Copy each of the rows below word for word, line by line, changing nothing.

### GIVEN DATA
■ ■ ■ ■ ■

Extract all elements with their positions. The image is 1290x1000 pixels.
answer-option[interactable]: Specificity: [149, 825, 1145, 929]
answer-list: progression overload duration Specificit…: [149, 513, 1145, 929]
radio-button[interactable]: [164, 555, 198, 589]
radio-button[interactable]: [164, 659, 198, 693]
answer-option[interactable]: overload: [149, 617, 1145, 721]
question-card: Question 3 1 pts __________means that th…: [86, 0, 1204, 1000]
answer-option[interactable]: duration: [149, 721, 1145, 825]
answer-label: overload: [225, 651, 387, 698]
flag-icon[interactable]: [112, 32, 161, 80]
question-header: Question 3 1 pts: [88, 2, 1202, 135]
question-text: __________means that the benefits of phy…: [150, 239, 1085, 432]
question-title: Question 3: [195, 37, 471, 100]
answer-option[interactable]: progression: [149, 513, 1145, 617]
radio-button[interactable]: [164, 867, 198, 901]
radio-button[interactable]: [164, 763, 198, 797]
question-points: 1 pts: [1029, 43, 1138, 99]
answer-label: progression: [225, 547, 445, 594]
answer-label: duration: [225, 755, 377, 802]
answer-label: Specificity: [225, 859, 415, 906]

■ ■ ■ ■ ■

### WRITTEN ANSWER
Extract all elements with their positions. The image is 1290x1000 pixels.
answer-option[interactable]: Specificity: [149, 825, 1145, 929]
answer-list: progression overload duration Specificit…: [149, 513, 1145, 929]
radio-button[interactable]: [164, 555, 198, 589]
radio-button[interactable]: [164, 659, 198, 693]
answer-option[interactable]: overload: [149, 617, 1145, 721]
question-card: Question 3 1 pts __________means that th…: [86, 0, 1204, 1000]
answer-option[interactable]: duration: [149, 721, 1145, 825]
answer-label: overload: [225, 651, 387, 698]
flag-icon[interactable]: [112, 32, 161, 80]
question-header: Question 3 1 pts: [88, 2, 1202, 135]
question-text: __________means that the benefits of phy…: [150, 239, 1085, 432]
question-title: Question 3: [195, 37, 471, 100]
answer-option[interactable]: progression: [149, 513, 1145, 617]
radio-button[interactable]: [164, 867, 198, 901]
radio-button[interactable]: [164, 763, 198, 797]
question-points: 1 pts: [1029, 43, 1138, 99]
answer-label: progression: [225, 547, 445, 594]
answer-label: duration: [225, 755, 377, 802]
answer-label: Specificity: [225, 859, 415, 906]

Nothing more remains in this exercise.